Saved data entries
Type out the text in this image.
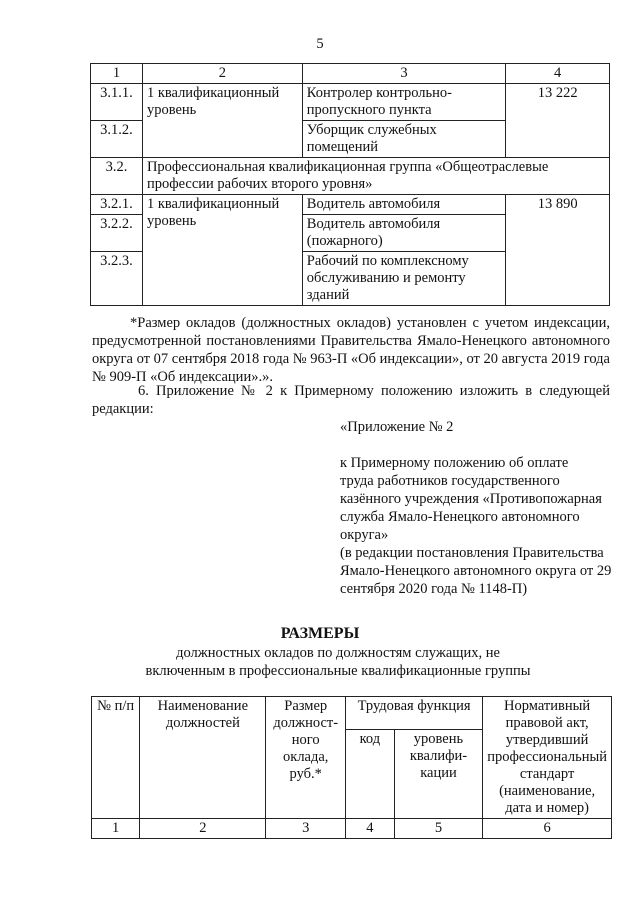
5
1	2	3	4
3.1.1.	1 квалификационный уровень	Контролер контрольно-пропускного пункта	13 222
3.1.2.		Уборщик служебных помещений	
3.2.	Профессиональная квалификационная группа «Общеотраслевые профессии рабочих второго уровня»		
3.2.1.	1 квалификационный уровень	Водитель автомобиля	13 890
3.2.2.		Водитель автомобиля (пожарного)	
3.2.3.		Рабочий по комплексному обслуживанию и ремонту зданий	
*Размер окладов (должностных окладов) установлен с учетом индексации, предусмотренной постановлениями Правительства Ямало-Ненецкого автономного округа от 07 сентября 2018 года № 963-П «Об индексации», от 20 августа 2019 года № 909-П «Об индексации».».
6. Приложение № 2 к Примерному положению изложить в следующей редакции:
«Приложение № 2
к Примерному положению об оплате труда работников государственного казённого учреждения «Противопожарная служба Ямало-Ненецкого автономного округа»
(в редакции постановления Правительства Ямало-Ненецкого автономного округа от 29 сентября 2020 года № 1148-П)
РАЗМЕРЫ
должностных окладов по должностям служащих, не включенным в профессиональные квалификационные группы
№ п/п	Наименование должностей	Размер должност-ного оклада, руб.*	Трудовая функция		Нормативный правовой акт, утвердивший профессиональный стандарт (наименование, дата и номер)
			код	уровень квалифи-кации	
1	2	3	4	5	6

BRIEF -> Output every entry exactly as given; pictures are not part of the copy.

PROBLEM SOLUTION ->
Type out the text in this image.
5
1	2	3	4
3.1.1.	1 квалификационный уровень	Контролер контрольно-пропускного пункта	13 222
3.1.2.		Уборщик служебных помещений	
3.2.	Профессиональная квалификационная группа «Общеотраслевые профессии рабочих второго уровня»		
3.2.1.	1 квалификационный уровень	Водитель автомобиля	13 890
3.2.2.		Водитель автомобиля (пожарного)	
3.2.3.		Рабочий по комплексному обслуживанию и ремонту зданий	
*Размер окладов (должностных окладов) установлен с учетом индексации, предусмотренной постановлениями Правительства Ямало-Ненецкого автономного округа от 07 сентября 2018 года № 963-П «Об индексации», от 20 августа 2019 года № 909-П «Об индексации».».
6. Приложение № 2 к Примерному положению изложить в следующей редакции:
«Приложение № 2
к Примерному положению об оплате труда работников государственного казённого учреждения «Противопожарная служба Ямало-Ненецкого автономного округа»
(в редакции постановления Правительства Ямало-Ненецкого автономного округа от 29 сентября 2020 года № 1148-П)
РАЗМЕРЫ
должностных окладов по должностям служащих, не включенным в профессиональные квалификационные группы
№ п/п	Наименование должностей	Размер должност-ного оклада, руб.*	Трудовая функция		Нормативный правовой акт, утвердивший профессиональный стандарт (наименование, дата и номер)
			код	уровень квалифи-кации	
1	2	3	4	5	6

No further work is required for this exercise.